• Exercise directions
Rewrite all the rows below, replacing every "data-point" with "marker" and leaving everything else unchanged, and omit the pictures from your answer.
[START OF Recorded information]
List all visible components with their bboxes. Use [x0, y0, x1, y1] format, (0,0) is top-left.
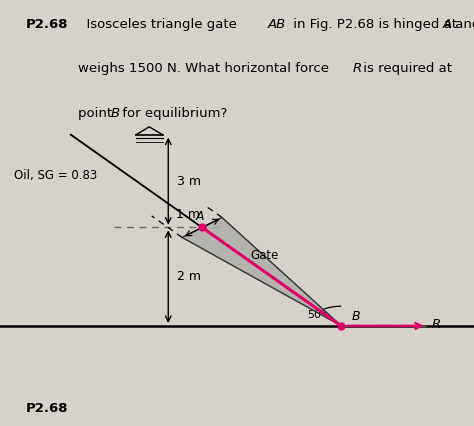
Text: for equilibrium?: for equilibrium? [118, 107, 227, 121]
Text: B: B [352, 310, 360, 323]
Text: and: and [451, 18, 474, 31]
Text: point: point [78, 107, 117, 121]
Text: in Fig. P2.68 is hinged at: in Fig. P2.68 is hinged at [289, 18, 461, 31]
Text: 3 m: 3 m [177, 175, 201, 187]
Text: AB: AB [268, 18, 286, 31]
Text: 1 m: 1 m [176, 208, 201, 221]
Text: 50°: 50° [307, 310, 327, 320]
Text: R: R [431, 318, 441, 331]
Text: Gate: Gate [250, 249, 279, 262]
Text: 2 m: 2 m [177, 270, 201, 283]
Text: B: B [110, 107, 119, 121]
Text: Isosceles triangle gate: Isosceles triangle gate [78, 18, 241, 31]
Text: weighs 1500 N. What horizontal force: weighs 1500 N. What horizontal force [78, 62, 334, 75]
Text: R: R [352, 62, 362, 75]
Text: P2.68: P2.68 [26, 18, 69, 31]
Text: A: A [195, 210, 204, 224]
Text: Oil, SG = 0.83: Oil, SG = 0.83 [14, 169, 98, 182]
Polygon shape [182, 218, 341, 326]
Text: P2.68: P2.68 [26, 403, 69, 415]
Text: is required at: is required at [359, 62, 452, 75]
Text: A: A [443, 18, 452, 31]
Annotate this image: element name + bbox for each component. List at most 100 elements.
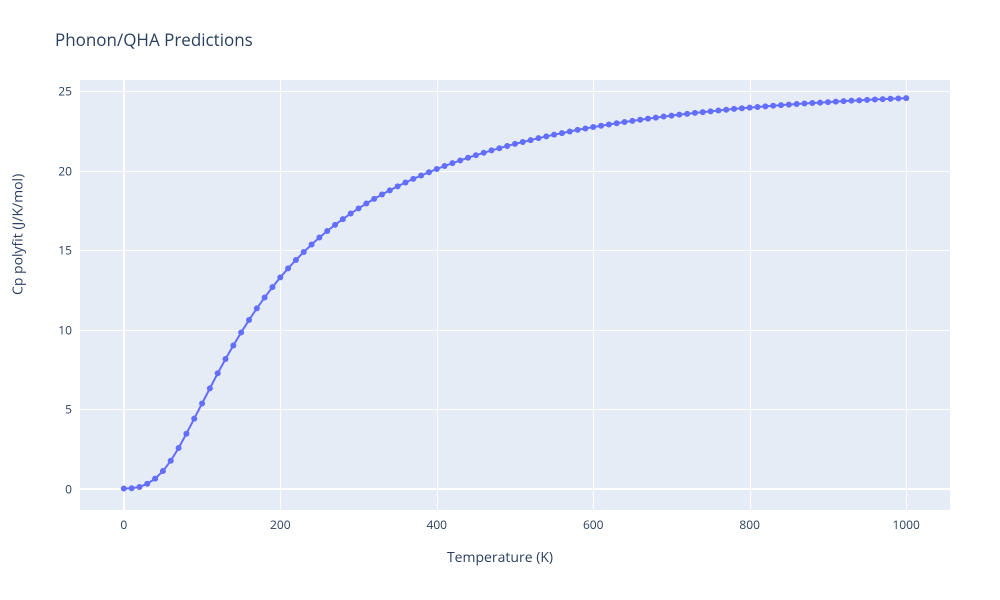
data-point[interactable]: [739, 105, 745, 111]
plot-area[interactable]: [80, 80, 950, 510]
data-point[interactable]: [332, 222, 338, 228]
data-point[interactable]: [841, 98, 847, 104]
data-point[interactable]: [747, 105, 753, 111]
data-point[interactable]: [668, 113, 674, 119]
data-point[interactable]: [121, 486, 127, 492]
data-point[interactable]: [371, 196, 377, 202]
data-point[interactable]: [856, 97, 862, 103]
data-point[interactable]: [723, 107, 729, 113]
data-point[interactable]: [356, 205, 362, 211]
data-point[interactable]: [230, 342, 236, 348]
data-point[interactable]: [676, 112, 682, 118]
data-point[interactable]: [880, 96, 886, 102]
data-point[interactable]: [645, 116, 651, 122]
data-point[interactable]: [590, 124, 596, 130]
data-point[interactable]: [395, 183, 401, 189]
data-point[interactable]: [825, 99, 831, 105]
data-point[interactable]: [653, 115, 659, 121]
data-point[interactable]: [801, 101, 807, 107]
data-point[interactable]: [223, 356, 229, 362]
data-point[interactable]: [269, 284, 275, 290]
data-point[interactable]: [449, 160, 455, 166]
data-point[interactable]: [622, 119, 628, 125]
data-point[interactable]: [559, 130, 565, 136]
data-point[interactable]: [684, 111, 690, 117]
data-point[interactable]: [762, 103, 768, 109]
data-point[interactable]: [301, 249, 307, 255]
data-point[interactable]: [246, 317, 252, 323]
data-point[interactable]: [614, 120, 620, 126]
data-point[interactable]: [254, 305, 260, 311]
data-point[interactable]: [575, 127, 581, 133]
data-point[interactable]: [496, 145, 502, 151]
data-point[interactable]: [692, 110, 698, 116]
data-point[interactable]: [872, 97, 878, 103]
data-point[interactable]: [183, 431, 189, 437]
data-point[interactable]: [661, 114, 667, 120]
data-point[interactable]: [402, 180, 408, 186]
data-point[interactable]: [199, 400, 205, 406]
data-point[interactable]: [348, 211, 354, 217]
data-point[interactable]: [285, 265, 291, 271]
data-point[interactable]: [504, 143, 510, 149]
data-point[interactable]: [833, 99, 839, 105]
data-point[interactable]: [191, 416, 197, 422]
data-point[interactable]: [168, 458, 174, 464]
data-point[interactable]: [598, 123, 604, 129]
data-point[interactable]: [442, 163, 448, 169]
data-point[interactable]: [770, 103, 776, 109]
data-point[interactable]: [543, 133, 549, 139]
data-point[interactable]: [582, 125, 588, 131]
data-point[interactable]: [731, 106, 737, 112]
data-point[interactable]: [708, 108, 714, 114]
data-point[interactable]: [778, 102, 784, 108]
data-point[interactable]: [700, 109, 706, 115]
data-point[interactable]: [864, 97, 870, 103]
data-point[interactable]: [489, 147, 495, 153]
data-point[interactable]: [387, 187, 393, 193]
data-point[interactable]: [551, 132, 557, 138]
data-point[interactable]: [606, 122, 612, 128]
data-point[interactable]: [755, 104, 761, 110]
data-point[interactable]: [848, 98, 854, 104]
data-point[interactable]: [215, 370, 221, 376]
data-point[interactable]: [520, 139, 526, 145]
data-point[interactable]: [888, 96, 894, 102]
data-point[interactable]: [316, 235, 322, 241]
data-point[interactable]: [418, 173, 424, 179]
data-point[interactable]: [379, 191, 385, 197]
data-point[interactable]: [426, 169, 432, 175]
data-point[interactable]: [481, 150, 487, 156]
data-point[interactable]: [363, 201, 369, 207]
data-point[interactable]: [895, 95, 901, 101]
data-point[interactable]: [238, 329, 244, 335]
data-point[interactable]: [293, 257, 299, 263]
data-point[interactable]: [136, 484, 142, 490]
data-point[interactable]: [473, 152, 479, 158]
data-point[interactable]: [160, 468, 166, 474]
data-point[interactable]: [457, 157, 463, 163]
data-point[interactable]: [309, 242, 315, 248]
data-point[interactable]: [410, 176, 416, 182]
data-point[interactable]: [512, 141, 518, 147]
data-point[interactable]: [535, 135, 541, 141]
data-point[interactable]: [637, 117, 643, 123]
data-point[interactable]: [324, 228, 330, 234]
data-point[interactable]: [144, 481, 150, 487]
data-point[interactable]: [817, 100, 823, 106]
data-point[interactable]: [129, 485, 135, 491]
data-point[interactable]: [152, 476, 158, 482]
data-point[interactable]: [809, 100, 815, 106]
data-point[interactable]: [567, 129, 573, 135]
data-point[interactable]: [794, 101, 800, 107]
data-point[interactable]: [176, 445, 182, 451]
data-point[interactable]: [207, 385, 213, 391]
data-point[interactable]: [786, 102, 792, 108]
data-point[interactable]: [629, 118, 635, 124]
data-point[interactable]: [903, 95, 909, 101]
data-point[interactable]: [465, 155, 471, 161]
data-point[interactable]: [528, 137, 534, 143]
data-point[interactable]: [262, 294, 268, 300]
data-point[interactable]: [715, 108, 721, 114]
data-point[interactable]: [434, 166, 440, 172]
[END OF Recorded information]
• The completed task
List all visible components with their bboxes. Use [x0, y0, x1, y1] format, (0,0) is top-left.
Text: for equilibrium?: for equilibrium? [118, 107, 227, 121]
Text: B: B [352, 310, 360, 323]
Text: and: and [451, 18, 474, 31]
Text: point: point [78, 107, 117, 121]
Text: in Fig. P2.68 is hinged at: in Fig. P2.68 is hinged at [289, 18, 461, 31]
Text: 3 m: 3 m [177, 175, 201, 187]
Text: AB: AB [268, 18, 286, 31]
Text: 1 m: 1 m [176, 208, 201, 221]
Text: 50°: 50° [307, 310, 327, 320]
Text: R: R [431, 318, 441, 331]
Text: Gate: Gate [250, 249, 279, 262]
Text: 2 m: 2 m [177, 270, 201, 283]
Text: B: B [110, 107, 119, 121]
Text: Isosceles triangle gate: Isosceles triangle gate [78, 18, 241, 31]
Text: weighs 1500 N. What horizontal force: weighs 1500 N. What horizontal force [78, 62, 334, 75]
Text: R: R [352, 62, 362, 75]
Text: P2.68: P2.68 [26, 18, 69, 31]
Text: A: A [195, 210, 204, 224]
Text: Oil, SG = 0.83: Oil, SG = 0.83 [14, 169, 98, 182]
Polygon shape [182, 218, 341, 326]
Text: P2.68: P2.68 [26, 403, 69, 415]
Text: is required at: is required at [359, 62, 452, 75]
Text: A: A [443, 18, 452, 31]
Annotate this image: element name + bbox for each component. List at most 100 elements.
marker[interactable]: [739, 105, 745, 111]
plot-area[interactable]: [80, 80, 950, 510]
marker[interactable]: [332, 222, 338, 228]
marker[interactable]: [841, 98, 847, 104]
marker[interactable]: [747, 105, 753, 111]
marker[interactable]: [668, 113, 674, 119]
marker[interactable]: [121, 486, 127, 492]
marker[interactable]: [371, 196, 377, 202]
marker[interactable]: [856, 97, 862, 103]
marker[interactable]: [723, 107, 729, 113]
marker[interactable]: [356, 205, 362, 211]
marker[interactable]: [230, 342, 236, 348]
marker[interactable]: [676, 112, 682, 118]
marker[interactable]: [880, 96, 886, 102]
marker[interactable]: [645, 116, 651, 122]
marker[interactable]: [590, 124, 596, 130]
marker[interactable]: [395, 183, 401, 189]
marker[interactable]: [825, 99, 831, 105]
marker[interactable]: [653, 115, 659, 121]
marker[interactable]: [801, 101, 807, 107]
marker[interactable]: [223, 356, 229, 362]
marker[interactable]: [269, 284, 275, 290]
marker[interactable]: [449, 160, 455, 166]
marker[interactable]: [622, 119, 628, 125]
marker[interactable]: [559, 130, 565, 136]
marker[interactable]: [684, 111, 690, 117]
marker[interactable]: [762, 103, 768, 109]
marker[interactable]: [301, 249, 307, 255]
marker[interactable]: [246, 317, 252, 323]
marker[interactable]: [614, 120, 620, 126]
marker[interactable]: [254, 305, 260, 311]
marker[interactable]: [575, 127, 581, 133]
marker[interactable]: [496, 145, 502, 151]
marker[interactable]: [692, 110, 698, 116]
marker[interactable]: [872, 97, 878, 103]
marker[interactable]: [183, 431, 189, 437]
marker[interactable]: [661, 114, 667, 120]
marker[interactable]: [402, 180, 408, 186]
marker[interactable]: [199, 400, 205, 406]
marker[interactable]: [348, 211, 354, 217]
marker[interactable]: [285, 265, 291, 271]
marker[interactable]: [504, 143, 510, 149]
marker[interactable]: [833, 99, 839, 105]
marker[interactable]: [191, 416, 197, 422]
marker[interactable]: [168, 458, 174, 464]
marker[interactable]: [598, 123, 604, 129]
marker[interactable]: [442, 163, 448, 169]
marker[interactable]: [770, 103, 776, 109]
marker[interactable]: [543, 133, 549, 139]
marker[interactable]: [582, 125, 588, 131]
marker[interactable]: [731, 106, 737, 112]
marker[interactable]: [708, 108, 714, 114]
marker[interactable]: [778, 102, 784, 108]
marker[interactable]: [700, 109, 706, 115]
marker[interactable]: [864, 97, 870, 103]
marker[interactable]: [489, 147, 495, 153]
marker[interactable]: [387, 187, 393, 193]
marker[interactable]: [551, 132, 557, 138]
marker[interactable]: [606, 122, 612, 128]
marker[interactable]: [755, 104, 761, 110]
marker[interactable]: [848, 98, 854, 104]
marker[interactable]: [215, 370, 221, 376]
marker[interactable]: [520, 139, 526, 145]
marker[interactable]: [888, 96, 894, 102]
marker[interactable]: [316, 235, 322, 241]
marker[interactable]: [418, 173, 424, 179]
marker[interactable]: [379, 191, 385, 197]
marker[interactable]: [426, 169, 432, 175]
marker[interactable]: [481, 150, 487, 156]
marker[interactable]: [363, 201, 369, 207]
marker[interactable]: [895, 95, 901, 101]
marker[interactable]: [238, 329, 244, 335]
marker[interactable]: [293, 257, 299, 263]
marker[interactable]: [136, 484, 142, 490]
marker[interactable]: [473, 152, 479, 158]
marker[interactable]: [160, 468, 166, 474]
marker[interactable]: [457, 157, 463, 163]
marker[interactable]: [309, 242, 315, 248]
marker[interactable]: [410, 176, 416, 182]
marker[interactable]: [512, 141, 518, 147]
marker[interactable]: [535, 135, 541, 141]
marker[interactable]: [637, 117, 643, 123]
marker[interactable]: [324, 228, 330, 234]
marker[interactable]: [144, 481, 150, 487]
marker[interactable]: [817, 100, 823, 106]
marker[interactable]: [129, 485, 135, 491]
marker[interactable]: [152, 476, 158, 482]
marker[interactable]: [809, 100, 815, 106]
marker[interactable]: [567, 129, 573, 135]
marker[interactable]: [794, 101, 800, 107]
marker[interactable]: [176, 445, 182, 451]
marker[interactable]: [207, 385, 213, 391]
marker[interactable]: [786, 102, 792, 108]
marker[interactable]: [629, 118, 635, 124]
marker[interactable]: [903, 95, 909, 101]
marker[interactable]: [465, 155, 471, 161]
marker[interactable]: [528, 137, 534, 143]
marker[interactable]: [262, 294, 268, 300]
marker[interactable]: [715, 108, 721, 114]
marker[interactable]: [434, 166, 440, 172]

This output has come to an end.